Transcribe all of the material exactly.

__RECORDS SHOWN__:
__________

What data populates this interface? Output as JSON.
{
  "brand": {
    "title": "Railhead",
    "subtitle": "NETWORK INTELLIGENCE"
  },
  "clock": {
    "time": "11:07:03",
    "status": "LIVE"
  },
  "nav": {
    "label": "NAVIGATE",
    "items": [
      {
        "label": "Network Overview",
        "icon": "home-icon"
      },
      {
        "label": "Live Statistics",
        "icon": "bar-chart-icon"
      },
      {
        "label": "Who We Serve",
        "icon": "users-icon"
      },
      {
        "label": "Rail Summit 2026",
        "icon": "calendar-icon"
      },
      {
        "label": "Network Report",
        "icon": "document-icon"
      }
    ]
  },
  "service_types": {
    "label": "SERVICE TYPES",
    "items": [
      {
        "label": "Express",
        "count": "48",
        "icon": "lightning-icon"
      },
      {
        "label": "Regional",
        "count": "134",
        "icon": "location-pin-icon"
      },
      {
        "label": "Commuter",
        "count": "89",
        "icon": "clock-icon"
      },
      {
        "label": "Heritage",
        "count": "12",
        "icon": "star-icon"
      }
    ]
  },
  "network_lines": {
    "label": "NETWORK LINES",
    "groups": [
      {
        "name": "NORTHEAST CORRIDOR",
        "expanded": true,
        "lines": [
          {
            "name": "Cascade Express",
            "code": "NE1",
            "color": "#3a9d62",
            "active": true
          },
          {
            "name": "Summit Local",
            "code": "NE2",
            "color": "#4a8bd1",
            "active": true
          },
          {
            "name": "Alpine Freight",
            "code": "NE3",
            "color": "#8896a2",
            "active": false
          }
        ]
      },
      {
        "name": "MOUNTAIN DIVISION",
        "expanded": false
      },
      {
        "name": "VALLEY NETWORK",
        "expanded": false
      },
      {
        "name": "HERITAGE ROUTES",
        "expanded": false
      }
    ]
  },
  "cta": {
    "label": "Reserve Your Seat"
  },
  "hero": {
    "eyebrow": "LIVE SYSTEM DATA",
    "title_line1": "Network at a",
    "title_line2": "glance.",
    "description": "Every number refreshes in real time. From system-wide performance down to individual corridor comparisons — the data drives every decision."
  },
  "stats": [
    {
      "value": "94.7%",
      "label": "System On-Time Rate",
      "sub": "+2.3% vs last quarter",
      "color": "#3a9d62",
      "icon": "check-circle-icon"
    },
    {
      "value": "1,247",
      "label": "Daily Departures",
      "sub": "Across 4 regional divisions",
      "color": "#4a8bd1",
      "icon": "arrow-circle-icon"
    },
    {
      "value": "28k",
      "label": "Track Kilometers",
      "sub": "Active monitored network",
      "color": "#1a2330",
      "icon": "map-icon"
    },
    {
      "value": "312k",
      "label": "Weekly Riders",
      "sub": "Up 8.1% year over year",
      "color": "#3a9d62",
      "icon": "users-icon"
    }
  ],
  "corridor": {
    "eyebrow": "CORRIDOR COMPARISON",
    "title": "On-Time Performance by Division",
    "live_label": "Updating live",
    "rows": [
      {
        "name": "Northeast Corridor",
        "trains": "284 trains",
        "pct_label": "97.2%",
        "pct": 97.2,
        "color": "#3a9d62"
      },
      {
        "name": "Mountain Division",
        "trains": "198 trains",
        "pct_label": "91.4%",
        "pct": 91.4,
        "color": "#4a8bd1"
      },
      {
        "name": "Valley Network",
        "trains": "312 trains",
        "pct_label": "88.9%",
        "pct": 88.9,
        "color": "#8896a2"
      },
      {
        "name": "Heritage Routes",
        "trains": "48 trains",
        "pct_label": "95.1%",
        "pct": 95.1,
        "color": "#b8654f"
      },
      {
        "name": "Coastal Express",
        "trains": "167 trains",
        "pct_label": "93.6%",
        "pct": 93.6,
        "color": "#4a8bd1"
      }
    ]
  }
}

__________

__RESPONSE TO THIS EXERCISE__:
What data populates this interface? Output as JSON.
{
  "brand": {
    "title": "Railhead",
    "subtitle": "NETWORK INTELLIGENCE"
  },
  "clock": {
    "time": "11:07:03",
    "status": "LIVE"
  },
  "nav": {
    "label": "NAVIGATE",
    "items": [
      {
        "label": "Network Overview",
        "icon": "home-icon"
      },
      {
        "label": "Live Statistics",
        "icon": "bar-chart-icon"
      },
      {
        "label": "Who We Serve",
        "icon": "users-icon"
      },
      {
        "label": "Rail Summit 2026",
        "icon": "calendar-icon"
      },
      {
        "label": "Network Report",
        "icon": "document-icon"
      }
    ]
  },
  "service_types": {
    "label": "SERVICE TYPES",
    "items": [
      {
        "label": "Express",
        "count": "48",
        "icon": "lightning-icon"
      },
      {
        "label": "Regional",
        "count": "134",
        "icon": "location-pin-icon"
      },
      {
        "label": "Commuter",
        "count": "89",
        "icon": "clock-icon"
      },
      {
        "label": "Heritage",
        "count": "12",
        "icon": "star-icon"
      }
    ]
  },
  "network_lines": {
    "label": "NETWORK LINES",
    "groups": [
      {
        "name": "NORTHEAST CORRIDOR",
        "expanded": true,
        "lines": [
          {
            "name": "Cascade Express",
            "code": "NE1",
            "color": "#3a9d62",
            "active": true
          },
          {
            "name": "Summit Local",
            "code": "NE2",
            "color": "#4a8bd1",
            "active": true
          },
          {
            "name": "Alpine Freight",
            "code": "NE3",
            "color": "#8896a2",
            "active": false
          }
        ]
      },
      {
        "name": "MOUNTAIN DIVISION",
        "expanded": false
      },
      {
        "name": "VALLEY NETWORK",
        "expanded": false
      },
      {
        "name": "HERITAGE ROUTES",
        "expanded": false
      }
    ]
  },
  "cta": {
    "label": "Reserve Your Seat"
  },
  "hero": {
    "eyebrow": "LIVE SYSTEM DATA",
    "title_line1": "Network at a",
    "title_line2": "glance.",
    "description": "Every number refreshes in real time. From system-wide performance down to individual corridor comparisons — the data drives every decision."
  },
  "stats": [
    {
      "value": "94.7%",
      "label": "System On-Time Rate",
      "sub": "+2.3% vs last quarter",
      "color": "#3a9d62",
      "icon": "check-circle-icon"
    },
    {
      "value": "1,247",
      "label": "Daily Departures",
      "sub": "Across 4 regional divisions",
      "color": "#4a8bd1",
      "icon": "arrow-circle-icon"
    },
    {
      "value": "28k",
      "label": "Track Kilometers",
      "sub": "Active monitored network",
      "color": "#1a2330",
      "icon": "map-icon"
    },
    {
      "value": "312k",
      "label": "Weekly Riders",
      "sub": "Up 8.1% year over year",
      "color": "#3a9d62",
      "icon": "users-icon"
    }
  ],
  "corridor": {
    "eyebrow": "CORRIDOR COMPARISON",
    "title": "On-Time Performance by Division",
    "live_label": "Updating live",
    "rows": [
      {
        "name": "Northeast Corridor",
        "trains": "284 trains",
        "pct_label": "97.2%",
        "pct": 97.2,
        "color": "#3a9d62"
      },
      {
        "name": "Mountain Division",
        "trains": "198 trains",
        "pct_label": "91.4%",
        "pct": 91.4,
        "color": "#4a8bd1"
      },
      {
        "name": "Valley Network",
        "trains": "312 trains",
        "pct_label": "88.9%",
        "pct": 88.9,
        "color": "#8896a2"
      },
      {
        "name": "Heritage Routes",
        "trains": "48 trains",
        "pct_label": "95.1%",
        "pct": 95.1,
        "color": "#b8654f"
      },
      {
        "name": "Coastal Express",
        "trains": "167 trains",
        "pct_label": "93.6%",
        "pct": 93.6,
        "color": "#4a8bd1"
      }
    ]
  }
}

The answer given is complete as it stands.